Dataset records on visual material
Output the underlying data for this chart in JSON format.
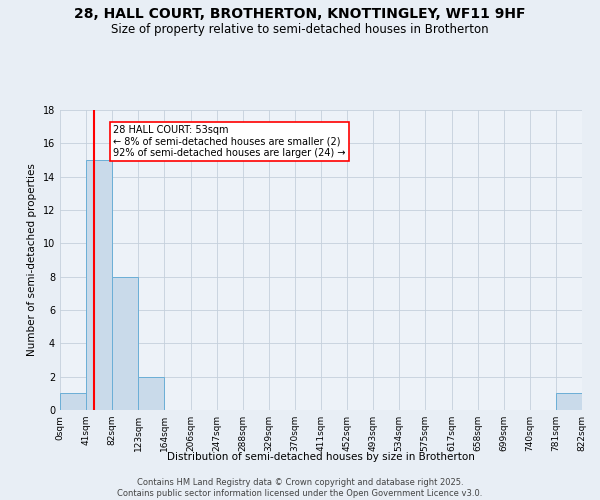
{
  "title": "28, HALL COURT, BROTHERTON, KNOTTINGLEY, WF11 9HF",
  "subtitle": "Size of property relative to semi-detached houses in Brotherton",
  "xlabel": "Distribution of semi-detached houses by size in Brotherton",
  "ylabel": "Number of semi-detached properties",
  "bin_edges": [
    0,
    41,
    82,
    123,
    164,
    206,
    247,
    288,
    329,
    370,
    411,
    452,
    493,
    534,
    575,
    617,
    658,
    699,
    740,
    781,
    822
  ],
  "bin_labels": [
    "0sqm",
    "41sqm",
    "82sqm",
    "123sqm",
    "164sqm",
    "206sqm",
    "247sqm",
    "288sqm",
    "329sqm",
    "370sqm",
    "411sqm",
    "452sqm",
    "493sqm",
    "534sqm",
    "575sqm",
    "617sqm",
    "658sqm",
    "699sqm",
    "740sqm",
    "781sqm",
    "822sqm"
  ],
  "counts": [
    1,
    15,
    8,
    2,
    0,
    0,
    0,
    0,
    0,
    0,
    0,
    0,
    0,
    0,
    0,
    0,
    0,
    0,
    0,
    1
  ],
  "bar_color": "#c9daea",
  "bar_edge_color": "#6baed6",
  "red_line_x": 53,
  "ylim": [
    0,
    18
  ],
  "annotation_text": "28 HALL COURT: 53sqm\n← 8% of semi-detached houses are smaller (2)\n92% of semi-detached houses are larger (24) →",
  "footer_line1": "Contains HM Land Registry data © Crown copyright and database right 2025.",
  "footer_line2": "Contains public sector information licensed under the Open Government Licence v3.0.",
  "background_color": "#e8eef5",
  "plot_background_color": "#edf2f8",
  "grid_color": "#c5d0dc",
  "title_fontsize": 10,
  "subtitle_fontsize": 8.5,
  "label_fontsize": 7.5,
  "tick_fontsize": 6.5,
  "footer_fontsize": 6,
  "annotation_fontsize": 7
}
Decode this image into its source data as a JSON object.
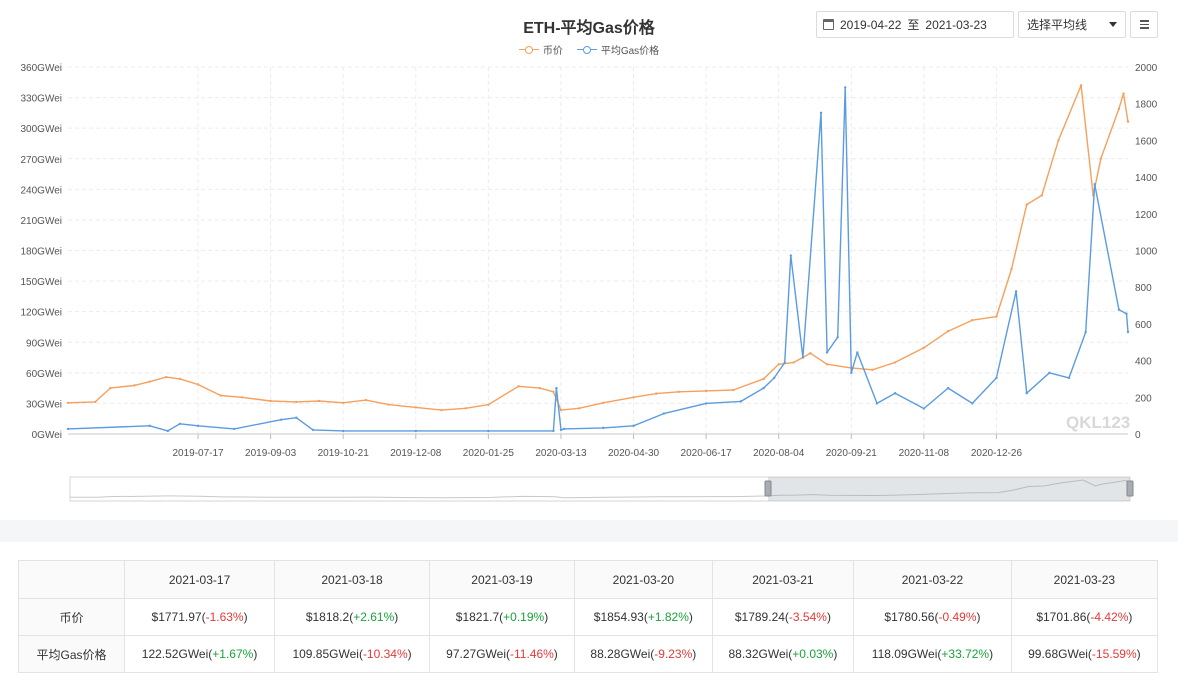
{
  "chart_title": "ETH-平均Gas价格",
  "controls": {
    "date_from": "2019-04-22",
    "date_sep": "至",
    "date_to": "2021-03-23",
    "avg_select_label": "选择平均线"
  },
  "colors": {
    "price": "#f5a05c",
    "gas": "#5b9be0",
    "up": "#1aa33b",
    "down": "#e33a3a"
  },
  "chart_data": {
    "type": "line",
    "title": "ETH-平均Gas价格",
    "x_ticks": [
      "2019-07-17",
      "2019-09-03",
      "2019-10-21",
      "2019-12-08",
      "2020-01-25",
      "2020-03-13",
      "2020-04-30",
      "2020-06-17",
      "2020-08-04",
      "2020-09-21",
      "2020-11-08",
      "2020-12-26"
    ],
    "y_left": {
      "unit": "GWei",
      "ylim": [
        0,
        360
      ],
      "ticks": [
        "0GWei",
        "30GWei",
        "60GWei",
        "90GWei",
        "120GWei",
        "150GWei",
        "180GWei",
        "210GWei",
        "240GWei",
        "270GWei",
        "300GWei",
        "330GWei",
        "360GWei"
      ]
    },
    "y_right": {
      "ylim": [
        0,
        2000
      ],
      "ticks": [
        "0",
        "200",
        "400",
        "600",
        "800",
        "1000",
        "1200",
        "1400",
        "1600",
        "1800",
        "2000"
      ]
    },
    "grid": true,
    "legend_position": "top-center",
    "watermark": "QKL123",
    "series": [
      {
        "name": "币价",
        "axis": "right",
        "x": [
          "2019-04-22",
          "2019-05-10",
          "2019-05-20",
          "2019-06-05",
          "2019-06-15",
          "2019-06-26",
          "2019-07-05",
          "2019-07-17",
          "2019-08-01",
          "2019-08-15",
          "2019-09-03",
          "2019-09-20",
          "2019-10-05",
          "2019-10-21",
          "2019-11-05",
          "2019-11-20",
          "2019-12-08",
          "2019-12-25",
          "2020-01-10",
          "2020-01-25",
          "2020-02-14",
          "2020-02-28",
          "2020-03-08",
          "2020-03-13",
          "2020-03-25",
          "2020-04-10",
          "2020-04-30",
          "2020-05-15",
          "2020-05-30",
          "2020-06-17",
          "2020-07-05",
          "2020-07-25",
          "2020-08-04",
          "2020-08-14",
          "2020-08-25",
          "2020-09-05",
          "2020-09-21",
          "2020-10-05",
          "2020-10-20",
          "2020-11-08",
          "2020-11-24",
          "2020-12-10",
          "2020-12-26",
          "2021-01-05",
          "2021-01-15",
          "2021-01-25",
          "2021-02-05",
          "2021-02-20",
          "2021-02-28",
          "2021-03-05",
          "2021-03-17",
          "2021-03-20",
          "2021-03-23"
        ],
        "values": [
          170,
          175,
          250,
          265,
          285,
          310,
          300,
          270,
          210,
          200,
          180,
          175,
          180,
          170,
          185,
          160,
          145,
          130,
          140,
          160,
          260,
          250,
          230,
          130,
          140,
          170,
          200,
          220,
          230,
          235,
          240,
          300,
          380,
          390,
          440,
          380,
          360,
          350,
          390,
          470,
          560,
          620,
          640,
          900,
          1250,
          1300,
          1600,
          1900,
          1300,
          1500,
          1772,
          1855,
          1702
        ]
      },
      {
        "name": "平均Gas价格",
        "axis": "left",
        "x": [
          "2019-04-22",
          "2019-06-15",
          "2019-06-27",
          "2019-07-05",
          "2019-07-17",
          "2019-08-10",
          "2019-09-10",
          "2019-09-20",
          "2019-10-01",
          "2019-10-21",
          "2019-12-08",
          "2020-01-25",
          "2020-03-08",
          "2020-03-10",
          "2020-03-13",
          "2020-03-15",
          "2020-04-10",
          "2020-04-30",
          "2020-05-20",
          "2020-06-17",
          "2020-07-10",
          "2020-07-25",
          "2020-08-01",
          "2020-08-08",
          "2020-08-12",
          "2020-08-20",
          "2020-09-01",
          "2020-09-05",
          "2020-09-12",
          "2020-09-17",
          "2020-09-21",
          "2020-09-25",
          "2020-10-08",
          "2020-10-20",
          "2020-11-08",
          "2020-11-24",
          "2020-12-10",
          "2020-12-26",
          "2021-01-08",
          "2021-01-15",
          "2021-01-30",
          "2021-02-12",
          "2021-02-23",
          "2021-03-01",
          "2021-03-17",
          "2021-03-22",
          "2021-03-23"
        ],
        "values": [
          5,
          8,
          3,
          10,
          8,
          5,
          14,
          16,
          4,
          3,
          3,
          3,
          3,
          45,
          4,
          5,
          6,
          8,
          20,
          30,
          32,
          45,
          55,
          70,
          175,
          75,
          315,
          80,
          95,
          340,
          60,
          80,
          30,
          40,
          25,
          45,
          30,
          55,
          140,
          40,
          60,
          55,
          100,
          245,
          122,
          118,
          100
        ]
      }
    ]
  },
  "table": {
    "dates": [
      "2021-03-17",
      "2021-03-18",
      "2021-03-19",
      "2021-03-20",
      "2021-03-21",
      "2021-03-22",
      "2021-03-23"
    ],
    "rows": [
      {
        "label": "币价",
        "cells": [
          {
            "value": "$1771.97",
            "change": "-1.63%",
            "dir": "down"
          },
          {
            "value": "$1818.2",
            "change": "+2.61%",
            "dir": "up"
          },
          {
            "value": "$1821.7",
            "change": "+0.19%",
            "dir": "up"
          },
          {
            "value": "$1854.93",
            "change": "+1.82%",
            "dir": "up"
          },
          {
            "value": "$1789.24",
            "change": "-3.54%",
            "dir": "down"
          },
          {
            "value": "$1780.56",
            "change": "-0.49%",
            "dir": "down"
          },
          {
            "value": "$1701.86",
            "change": "-4.42%",
            "dir": "down"
          }
        ]
      },
      {
        "label": "平均Gas价格",
        "cells": [
          {
            "value": "122.52GWei",
            "change": "+1.67%",
            "dir": "up"
          },
          {
            "value": "109.85GWei",
            "change": "-10.34%",
            "dir": "down"
          },
          {
            "value": "97.27GWei",
            "change": "-11.46%",
            "dir": "down"
          },
          {
            "value": "88.28GWei",
            "change": "-9.23%",
            "dir": "down"
          },
          {
            "value": "88.32GWei",
            "change": "+0.03%",
            "dir": "up"
          },
          {
            "value": "118.09GWei",
            "change": "+33.72%",
            "dir": "up"
          },
          {
            "value": "99.68GWei",
            "change": "-15.59%",
            "dir": "down"
          }
        ]
      }
    ]
  }
}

What to produce: Track down every line with the word "houses" and copy it.

Reply to the task:
  "subtitle": "Size of property relative to semi-detached houses in Brotherton",
  "xlabel": "Distribution of semi-detached houses by size in Brotherton",
  "annotation_text": "28 HALL COURT: 53sqm\n← 8% of semi-detached houses are smaller (2)\n92% of semi-detached houses are larger (24) →",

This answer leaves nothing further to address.